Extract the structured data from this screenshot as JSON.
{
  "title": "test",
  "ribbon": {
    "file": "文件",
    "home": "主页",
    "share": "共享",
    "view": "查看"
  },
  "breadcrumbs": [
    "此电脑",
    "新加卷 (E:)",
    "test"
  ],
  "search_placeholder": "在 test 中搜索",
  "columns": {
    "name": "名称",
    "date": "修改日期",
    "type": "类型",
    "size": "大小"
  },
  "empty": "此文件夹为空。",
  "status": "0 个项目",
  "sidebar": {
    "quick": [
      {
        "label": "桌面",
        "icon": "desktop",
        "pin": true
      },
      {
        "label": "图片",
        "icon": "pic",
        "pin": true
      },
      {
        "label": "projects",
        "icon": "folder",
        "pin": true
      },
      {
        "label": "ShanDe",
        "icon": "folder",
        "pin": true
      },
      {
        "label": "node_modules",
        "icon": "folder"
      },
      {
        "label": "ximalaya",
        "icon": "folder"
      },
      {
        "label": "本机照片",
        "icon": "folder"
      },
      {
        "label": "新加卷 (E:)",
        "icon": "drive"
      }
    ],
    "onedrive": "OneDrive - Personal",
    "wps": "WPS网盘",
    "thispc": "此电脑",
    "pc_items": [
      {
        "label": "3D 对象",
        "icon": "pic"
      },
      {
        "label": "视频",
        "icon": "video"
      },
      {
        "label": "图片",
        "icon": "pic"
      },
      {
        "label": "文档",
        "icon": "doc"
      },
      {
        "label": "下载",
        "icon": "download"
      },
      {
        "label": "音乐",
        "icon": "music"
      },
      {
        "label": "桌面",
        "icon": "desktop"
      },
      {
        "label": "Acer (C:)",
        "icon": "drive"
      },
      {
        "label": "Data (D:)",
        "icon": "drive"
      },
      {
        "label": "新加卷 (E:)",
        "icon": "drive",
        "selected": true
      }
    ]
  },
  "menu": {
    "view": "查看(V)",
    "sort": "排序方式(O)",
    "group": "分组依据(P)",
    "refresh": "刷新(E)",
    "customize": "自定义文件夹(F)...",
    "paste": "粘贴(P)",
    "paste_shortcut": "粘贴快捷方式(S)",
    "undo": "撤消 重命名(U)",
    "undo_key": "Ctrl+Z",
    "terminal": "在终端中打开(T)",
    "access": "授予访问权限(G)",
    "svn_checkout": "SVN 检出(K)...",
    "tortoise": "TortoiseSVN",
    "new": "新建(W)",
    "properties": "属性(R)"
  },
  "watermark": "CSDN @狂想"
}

━━━━━━━━━━━━━━━━━━━━

** Task directions **
Out of the records, collect only those lines that contain the string "test".

** Answer in full **
  "title": "test",
    "test"
  "search_placeholder": "在 test 中搜索",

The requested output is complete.